* Begin Record list *

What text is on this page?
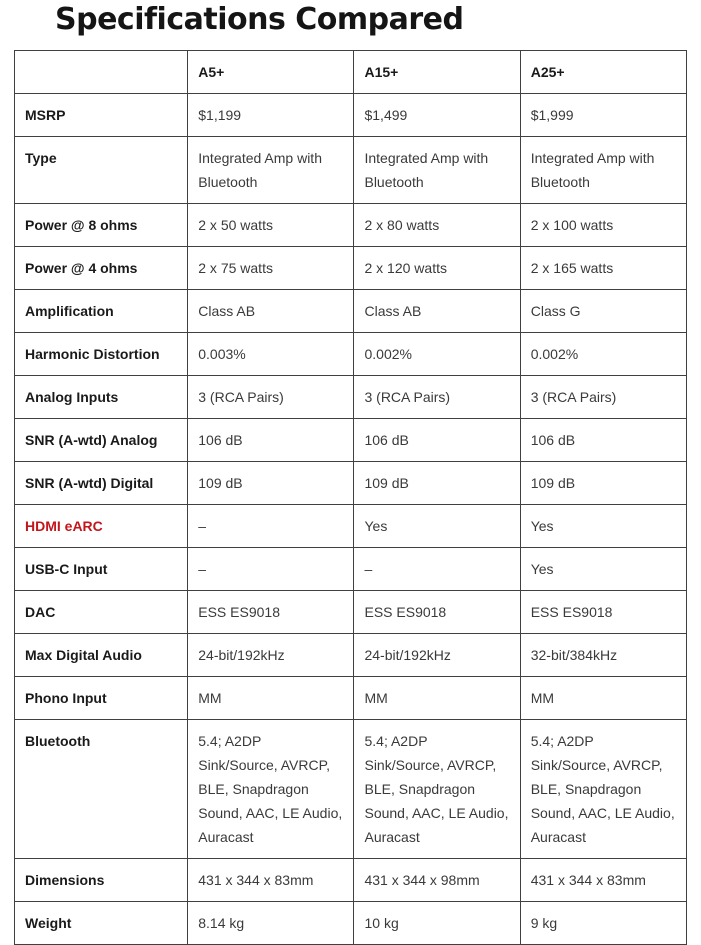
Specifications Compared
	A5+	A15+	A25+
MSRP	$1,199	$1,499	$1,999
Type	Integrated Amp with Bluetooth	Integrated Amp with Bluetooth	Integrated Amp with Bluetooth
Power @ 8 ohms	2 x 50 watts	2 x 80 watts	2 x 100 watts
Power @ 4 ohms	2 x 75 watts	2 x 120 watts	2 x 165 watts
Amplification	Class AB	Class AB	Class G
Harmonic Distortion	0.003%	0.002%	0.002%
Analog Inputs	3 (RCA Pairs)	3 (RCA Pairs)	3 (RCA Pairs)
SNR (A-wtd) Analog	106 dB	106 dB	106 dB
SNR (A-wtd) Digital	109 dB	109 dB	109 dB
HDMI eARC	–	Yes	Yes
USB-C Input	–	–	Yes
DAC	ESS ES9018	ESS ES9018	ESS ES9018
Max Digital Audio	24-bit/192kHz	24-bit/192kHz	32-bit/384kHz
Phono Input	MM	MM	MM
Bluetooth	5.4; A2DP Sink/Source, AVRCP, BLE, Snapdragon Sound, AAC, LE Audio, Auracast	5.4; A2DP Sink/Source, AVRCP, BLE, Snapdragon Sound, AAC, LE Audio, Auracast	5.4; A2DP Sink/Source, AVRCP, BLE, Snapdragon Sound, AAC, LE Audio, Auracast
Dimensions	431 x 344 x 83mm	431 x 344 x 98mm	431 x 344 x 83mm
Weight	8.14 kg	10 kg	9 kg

* End Record list *
* Begin Record list *

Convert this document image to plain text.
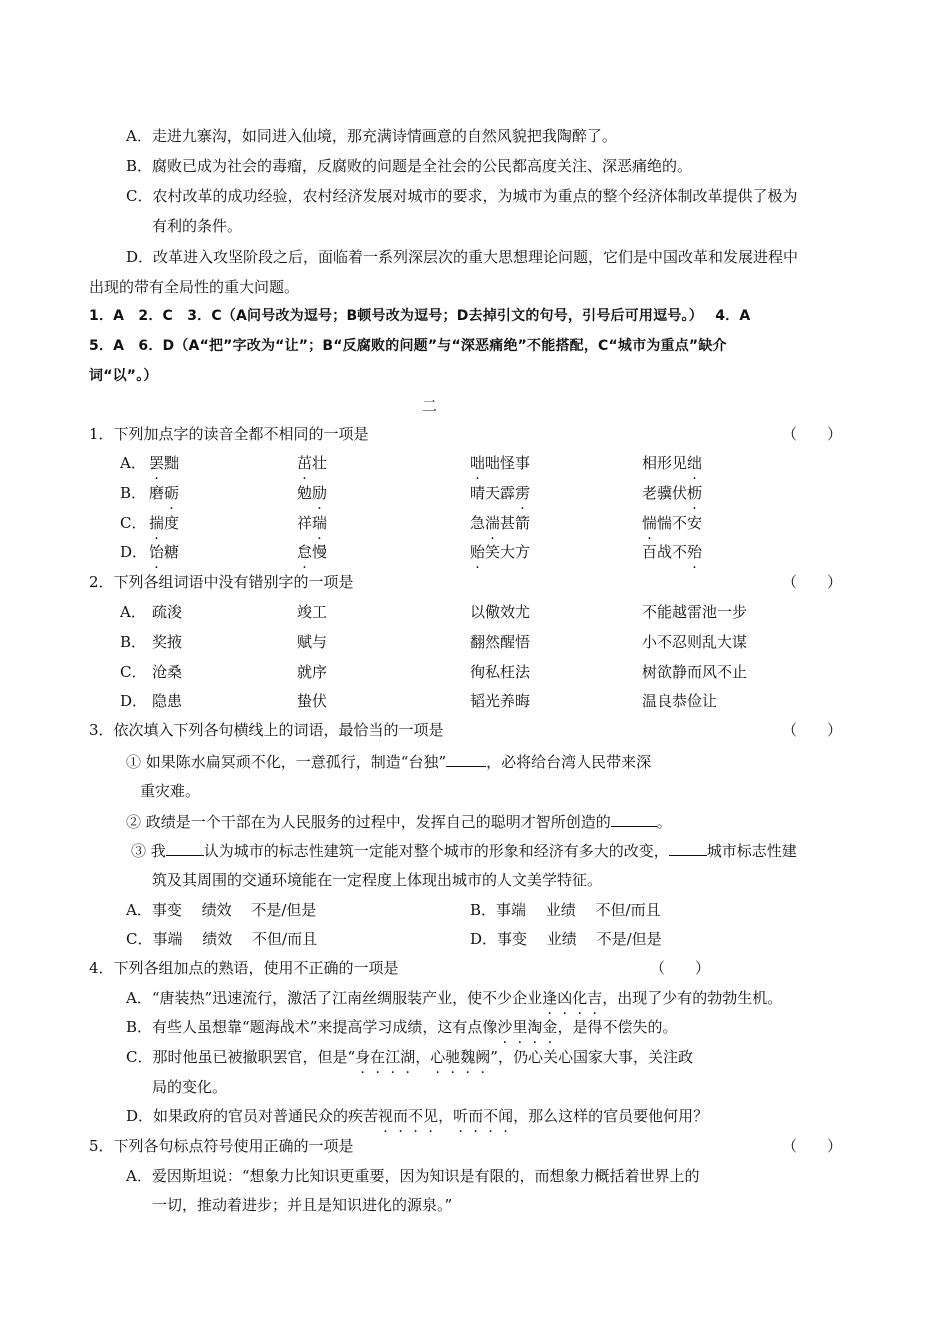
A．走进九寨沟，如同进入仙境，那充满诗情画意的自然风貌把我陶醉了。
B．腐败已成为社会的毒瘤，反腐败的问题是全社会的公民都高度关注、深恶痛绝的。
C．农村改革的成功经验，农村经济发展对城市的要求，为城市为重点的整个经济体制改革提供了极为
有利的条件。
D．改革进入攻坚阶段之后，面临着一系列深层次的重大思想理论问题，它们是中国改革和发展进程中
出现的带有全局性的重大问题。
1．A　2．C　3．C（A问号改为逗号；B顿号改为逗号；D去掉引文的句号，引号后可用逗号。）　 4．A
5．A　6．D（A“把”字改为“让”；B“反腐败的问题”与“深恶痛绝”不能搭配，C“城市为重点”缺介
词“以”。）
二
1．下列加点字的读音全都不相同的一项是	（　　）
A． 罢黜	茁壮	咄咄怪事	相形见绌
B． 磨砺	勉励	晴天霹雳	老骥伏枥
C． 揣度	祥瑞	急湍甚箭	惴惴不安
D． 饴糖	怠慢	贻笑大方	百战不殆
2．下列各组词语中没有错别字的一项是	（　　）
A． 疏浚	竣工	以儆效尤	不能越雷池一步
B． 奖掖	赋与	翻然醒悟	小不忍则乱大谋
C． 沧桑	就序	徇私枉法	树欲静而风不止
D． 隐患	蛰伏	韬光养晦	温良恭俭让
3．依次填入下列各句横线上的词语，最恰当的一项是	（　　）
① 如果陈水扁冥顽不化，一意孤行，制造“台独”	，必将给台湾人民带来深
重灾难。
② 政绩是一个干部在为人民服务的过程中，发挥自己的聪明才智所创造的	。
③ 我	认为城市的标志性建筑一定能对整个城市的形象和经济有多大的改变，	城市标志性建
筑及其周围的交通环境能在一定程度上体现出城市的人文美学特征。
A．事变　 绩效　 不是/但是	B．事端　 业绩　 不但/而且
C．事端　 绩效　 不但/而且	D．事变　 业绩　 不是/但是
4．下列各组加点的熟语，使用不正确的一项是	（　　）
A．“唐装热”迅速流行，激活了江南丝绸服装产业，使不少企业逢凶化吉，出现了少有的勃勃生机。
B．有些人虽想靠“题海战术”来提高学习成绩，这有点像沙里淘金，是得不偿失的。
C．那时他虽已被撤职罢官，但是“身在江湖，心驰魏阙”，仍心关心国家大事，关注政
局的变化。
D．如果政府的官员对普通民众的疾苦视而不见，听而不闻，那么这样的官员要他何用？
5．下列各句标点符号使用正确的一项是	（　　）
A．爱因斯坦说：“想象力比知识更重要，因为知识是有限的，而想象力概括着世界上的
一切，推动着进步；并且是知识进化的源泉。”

* End Record list *

> [Short task] Report all lines of the material that contain the word "ohms".

> [Result of this exercise]
Power @ 8 ohms	2 x 50 watts	2 x 80 watts	2 x 100 watts
Power @ 4 ohms	2 x 75 watts	2 x 120 watts	2 x 165 watts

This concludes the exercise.